Dataset excerpts:
• • • • •

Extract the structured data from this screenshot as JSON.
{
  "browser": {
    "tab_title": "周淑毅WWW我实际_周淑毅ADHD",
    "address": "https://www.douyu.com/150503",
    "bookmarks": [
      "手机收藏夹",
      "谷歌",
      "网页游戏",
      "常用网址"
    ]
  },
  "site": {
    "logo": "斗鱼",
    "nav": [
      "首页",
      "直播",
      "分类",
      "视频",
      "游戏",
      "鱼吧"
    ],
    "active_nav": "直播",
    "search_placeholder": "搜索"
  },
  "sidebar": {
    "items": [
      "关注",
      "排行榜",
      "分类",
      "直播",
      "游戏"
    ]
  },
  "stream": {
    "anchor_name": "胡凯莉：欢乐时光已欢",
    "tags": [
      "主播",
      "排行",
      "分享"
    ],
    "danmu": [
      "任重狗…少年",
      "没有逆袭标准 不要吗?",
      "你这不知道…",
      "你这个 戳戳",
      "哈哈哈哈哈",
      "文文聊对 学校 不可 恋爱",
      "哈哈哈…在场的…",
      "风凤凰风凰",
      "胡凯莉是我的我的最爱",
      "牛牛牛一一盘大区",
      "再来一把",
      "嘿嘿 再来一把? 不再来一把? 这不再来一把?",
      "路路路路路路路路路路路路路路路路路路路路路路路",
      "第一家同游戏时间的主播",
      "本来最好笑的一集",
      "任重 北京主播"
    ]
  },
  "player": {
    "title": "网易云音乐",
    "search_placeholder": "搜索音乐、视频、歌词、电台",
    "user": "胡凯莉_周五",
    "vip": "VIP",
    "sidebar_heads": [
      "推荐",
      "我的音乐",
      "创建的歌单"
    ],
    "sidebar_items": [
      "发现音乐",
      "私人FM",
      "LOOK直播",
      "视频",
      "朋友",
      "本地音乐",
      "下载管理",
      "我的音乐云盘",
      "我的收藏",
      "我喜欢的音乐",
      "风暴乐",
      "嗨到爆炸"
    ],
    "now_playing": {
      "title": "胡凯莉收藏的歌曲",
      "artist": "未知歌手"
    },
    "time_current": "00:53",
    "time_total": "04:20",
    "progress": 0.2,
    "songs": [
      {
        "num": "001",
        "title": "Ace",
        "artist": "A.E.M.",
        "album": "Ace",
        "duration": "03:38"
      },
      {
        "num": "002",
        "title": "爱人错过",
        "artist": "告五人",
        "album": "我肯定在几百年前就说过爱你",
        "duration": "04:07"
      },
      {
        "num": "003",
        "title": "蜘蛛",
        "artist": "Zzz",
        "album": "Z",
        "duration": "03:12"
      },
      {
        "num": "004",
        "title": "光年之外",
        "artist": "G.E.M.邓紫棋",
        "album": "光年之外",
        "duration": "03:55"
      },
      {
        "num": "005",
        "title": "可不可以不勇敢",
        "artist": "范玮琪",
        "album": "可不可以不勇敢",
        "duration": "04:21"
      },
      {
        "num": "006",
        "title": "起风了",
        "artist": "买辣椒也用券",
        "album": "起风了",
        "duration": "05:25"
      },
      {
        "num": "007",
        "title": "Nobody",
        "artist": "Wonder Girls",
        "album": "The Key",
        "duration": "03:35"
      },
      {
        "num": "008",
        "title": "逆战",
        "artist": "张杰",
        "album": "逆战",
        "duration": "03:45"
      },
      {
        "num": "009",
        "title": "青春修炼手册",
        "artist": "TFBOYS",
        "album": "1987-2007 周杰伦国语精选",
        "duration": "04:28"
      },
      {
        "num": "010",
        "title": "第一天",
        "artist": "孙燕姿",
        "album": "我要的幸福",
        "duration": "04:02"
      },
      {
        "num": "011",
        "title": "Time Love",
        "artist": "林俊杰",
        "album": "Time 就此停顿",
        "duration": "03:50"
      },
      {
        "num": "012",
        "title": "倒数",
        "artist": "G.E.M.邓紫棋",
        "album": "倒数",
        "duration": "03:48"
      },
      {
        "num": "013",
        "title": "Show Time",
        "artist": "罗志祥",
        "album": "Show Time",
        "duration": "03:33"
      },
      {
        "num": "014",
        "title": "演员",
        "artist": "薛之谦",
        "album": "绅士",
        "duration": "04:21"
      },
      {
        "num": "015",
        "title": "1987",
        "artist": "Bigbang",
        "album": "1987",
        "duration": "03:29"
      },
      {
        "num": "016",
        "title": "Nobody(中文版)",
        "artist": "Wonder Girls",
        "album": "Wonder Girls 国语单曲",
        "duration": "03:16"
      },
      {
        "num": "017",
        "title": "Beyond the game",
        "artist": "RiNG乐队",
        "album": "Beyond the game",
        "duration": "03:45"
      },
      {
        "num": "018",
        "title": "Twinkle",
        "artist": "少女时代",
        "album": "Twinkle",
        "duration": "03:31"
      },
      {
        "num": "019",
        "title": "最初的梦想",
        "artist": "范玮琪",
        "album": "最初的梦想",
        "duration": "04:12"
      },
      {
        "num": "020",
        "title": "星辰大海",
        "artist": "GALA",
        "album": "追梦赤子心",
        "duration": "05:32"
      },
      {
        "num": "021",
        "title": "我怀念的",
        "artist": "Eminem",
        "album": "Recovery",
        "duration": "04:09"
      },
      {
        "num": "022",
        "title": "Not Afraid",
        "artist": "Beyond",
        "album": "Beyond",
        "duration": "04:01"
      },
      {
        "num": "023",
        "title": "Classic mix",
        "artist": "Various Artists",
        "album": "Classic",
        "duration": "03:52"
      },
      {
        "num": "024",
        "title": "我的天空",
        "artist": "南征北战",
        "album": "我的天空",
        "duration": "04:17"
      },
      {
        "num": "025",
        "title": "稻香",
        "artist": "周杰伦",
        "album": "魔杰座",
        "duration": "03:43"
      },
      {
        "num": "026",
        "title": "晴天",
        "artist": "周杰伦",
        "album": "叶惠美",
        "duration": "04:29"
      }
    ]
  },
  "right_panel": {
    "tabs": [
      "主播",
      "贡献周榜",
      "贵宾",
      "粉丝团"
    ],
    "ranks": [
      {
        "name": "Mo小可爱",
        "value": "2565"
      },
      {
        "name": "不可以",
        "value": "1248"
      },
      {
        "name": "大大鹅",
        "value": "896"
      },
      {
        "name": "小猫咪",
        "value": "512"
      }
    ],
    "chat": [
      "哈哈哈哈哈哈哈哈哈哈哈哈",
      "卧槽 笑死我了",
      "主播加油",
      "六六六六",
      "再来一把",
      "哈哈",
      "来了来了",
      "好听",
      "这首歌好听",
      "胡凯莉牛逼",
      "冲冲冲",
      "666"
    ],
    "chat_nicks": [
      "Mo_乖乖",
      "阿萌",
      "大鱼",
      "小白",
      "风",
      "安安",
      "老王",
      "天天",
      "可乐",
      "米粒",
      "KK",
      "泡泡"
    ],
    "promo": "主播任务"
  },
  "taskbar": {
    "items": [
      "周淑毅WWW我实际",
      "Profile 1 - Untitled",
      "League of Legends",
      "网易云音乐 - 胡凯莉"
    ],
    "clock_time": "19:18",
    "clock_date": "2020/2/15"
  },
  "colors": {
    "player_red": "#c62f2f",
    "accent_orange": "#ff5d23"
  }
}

• • • • •

## Request
Copy out all of the records above with nothing altered.

## Output of the exercise
Extract the structured data from this screenshot as JSON.
{
  "browser": {
    "tab_title": "周淑毅WWW我实际_周淑毅ADHD",
    "address": "https://www.douyu.com/150503",
    "bookmarks": [
      "手机收藏夹",
      "谷歌",
      "网页游戏",
      "常用网址"
    ]
  },
  "site": {
    "logo": "斗鱼",
    "nav": [
      "首页",
      "直播",
      "分类",
      "视频",
      "游戏",
      "鱼吧"
    ],
    "active_nav": "直播",
    "search_placeholder": "搜索"
  },
  "sidebar": {
    "items": [
      "关注",
      "排行榜",
      "分类",
      "直播",
      "游戏"
    ]
  },
  "stream": {
    "anchor_name": "胡凯莉：欢乐时光已欢",
    "tags": [
      "主播",
      "排行",
      "分享"
    ],
    "danmu": [
      "任重狗…少年",
      "没有逆袭标准 不要吗?",
      "你这不知道…",
      "你这个 戳戳",
      "哈哈哈哈哈",
      "文文聊对 学校 不可 恋爱",
      "哈哈哈…在场的…",
      "风凤凰风凰",
      "胡凯莉是我的我的最爱",
      "牛牛牛一一盘大区",
      "再来一把",
      "嘿嘿 再来一把? 不再来一把? 这不再来一把?",
      "路路路路路路路路路路路路路路路路路路路路路路路",
      "第一家同游戏时间的主播",
      "本来最好笑的一集",
      "任重 北京主播"
    ]
  },
  "player": {
    "title": "网易云音乐",
    "search_placeholder": "搜索音乐、视频、歌词、电台",
    "user": "胡凯莉_周五",
    "vip": "VIP",
    "sidebar_heads": [
      "推荐",
      "我的音乐",
      "创建的歌单"
    ],
    "sidebar_items": [
      "发现音乐",
      "私人FM",
      "LOOK直播",
      "视频",
      "朋友",
      "本地音乐",
      "下载管理",
      "我的音乐云盘",
      "我的收藏",
      "我喜欢的音乐",
      "风暴乐",
      "嗨到爆炸"
    ],
    "now_playing": {
      "title": "胡凯莉收藏的歌曲",
      "artist": "未知歌手"
    },
    "time_current": "00:53",
    "time_total": "04:20",
    "progress": 0.2,
    "songs": [
      {
        "num": "001",
        "title": "Ace",
        "artist": "A.E.M.",
        "album": "Ace",
        "duration": "03:38"
      },
      {
        "num": "002",
        "title": "爱人错过",
        "artist": "告五人",
        "album": "我肯定在几百年前就说过爱你",
        "duration": "04:07"
      },
      {
        "num": "003",
        "title": "蜘蛛",
        "artist": "Zzz",
        "album": "Z",
        "duration": "03:12"
      },
      {
        "num": "004",
        "title": "光年之外",
        "artist": "G.E.M.邓紫棋",
        "album": "光年之外",
        "duration": "03:55"
      },
      {
        "num": "005",
        "title": "可不可以不勇敢",
        "artist": "范玮琪",
        "album": "可不可以不勇敢",
        "duration": "04:21"
      },
      {
        "num": "006",
        "title": "起风了",
        "artist": "买辣椒也用券",
        "album": "起风了",
        "duration": "05:25"
      },
      {
        "num": "007",
        "title": "Nobody",
        "artist": "Wonder Girls",
        "album": "The Key",
        "duration": "03:35"
      },
      {
        "num": "008",
        "title": "逆战",
        "artist": "张杰",
        "album": "逆战",
        "duration": "03:45"
      },
      {
        "num": "009",
        "title": "青春修炼手册",
        "artist": "TFBOYS",
        "album": "1987-2007 周杰伦国语精选",
        "duration": "04:28"
      },
      {
        "num": "010",
        "title": "第一天",
        "artist": "孙燕姿",
        "album": "我要的幸福",
        "duration": "04:02"
      },
      {
        "num": "011",
        "title": "Time Love",
        "artist": "林俊杰",
        "album": "Time 就此停顿",
        "duration": "03:50"
      },
      {
        "num": "012",
        "title": "倒数",
        "artist": "G.E.M.邓紫棋",
        "album": "倒数",
        "duration": "03:48"
      },
      {
        "num": "013",
        "title": "Show Time",
        "artist": "罗志祥",
        "album": "Show Time",
        "duration": "03:33"
      },
      {
        "num": "014",
        "title": "演员",
        "artist": "薛之谦",
        "album": "绅士",
        "duration": "04:21"
      },
      {
        "num": "015",
        "title": "1987",
        "artist": "Bigbang",
        "album": "1987",
        "duration": "03:29"
      },
      {
        "num": "016",
        "title": "Nobody(中文版)",
        "artist": "Wonder Girls",
        "album": "Wonder Girls 国语单曲",
        "duration": "03:16"
      },
      {
        "num": "017",
        "title": "Beyond the game",
        "artist": "RiNG乐队",
        "album": "Beyond the game",
        "duration": "03:45"
      },
      {
        "num": "018",
        "title": "Twinkle",
        "artist": "少女时代",
        "album": "Twinkle",
        "duration": "03:31"
      },
      {
        "num": "019",
        "title": "最初的梦想",
        "artist": "范玮琪",
        "album": "最初的梦想",
        "duration": "04:12"
      },
      {
        "num": "020",
        "title": "星辰大海",
        "artist": "GALA",
        "album": "追梦赤子心",
        "duration": "05:32"
      },
      {
        "num": "021",
        "title": "我怀念的",
        "artist": "Eminem",
        "album": "Recovery",
        "duration": "04:09"
      },
      {
        "num": "022",
        "title": "Not Afraid",
        "artist": "Beyond",
        "album": "Beyond",
        "duration": "04:01"
      },
      {
        "num": "023",
        "title": "Classic mix",
        "artist": "Various Artists",
        "album": "Classic",
        "duration": "03:52"
      },
      {
        "num": "024",
        "title": "我的天空",
        "artist": "南征北战",
        "album": "我的天空",
        "duration": "04:17"
      },
      {
        "num": "025",
        "title": "稻香",
        "artist": "周杰伦",
        "album": "魔杰座",
        "duration": "03:43"
      },
      {
        "num": "026",
        "title": "晴天",
        "artist": "周杰伦",
        "album": "叶惠美",
        "duration": "04:29"
      }
    ]
  },
  "right_panel": {
    "tabs": [
      "主播",
      "贡献周榜",
      "贵宾",
      "粉丝团"
    ],
    "ranks": [
      {
        "name": "Mo小可爱",
        "value": "2565"
      },
      {
        "name": "不可以",
        "value": "1248"
      },
      {
        "name": "大大鹅",
        "value": "896"
      },
      {
        "name": "小猫咪",
        "value": "512"
      }
    ],
    "chat": [
      "哈哈哈哈哈哈哈哈哈哈哈哈",
      "卧槽 笑死我了",
      "主播加油",
      "六六六六",
      "再来一把",
      "哈哈",
      "来了来了",
      "好听",
      "这首歌好听",
      "胡凯莉牛逼",
      "冲冲冲",
      "666"
    ],
    "chat_nicks": [
      "Mo_乖乖",
      "阿萌",
      "大鱼",
      "小白",
      "风",
      "安安",
      "老王",
      "天天",
      "可乐",
      "米粒",
      "KK",
      "泡泡"
    ],
    "promo": "主播任务"
  },
  "taskbar": {
    "items": [
      "周淑毅WWW我实际",
      "Profile 1 - Untitled",
      "League of Legends",
      "网易云音乐 - 胡凯莉"
    ],
    "clock_time": "19:18",
    "clock_date": "2020/2/15"
  },
  "colors": {
    "player_red": "#c62f2f",
    "accent_orange": "#ff5d23"
  }
}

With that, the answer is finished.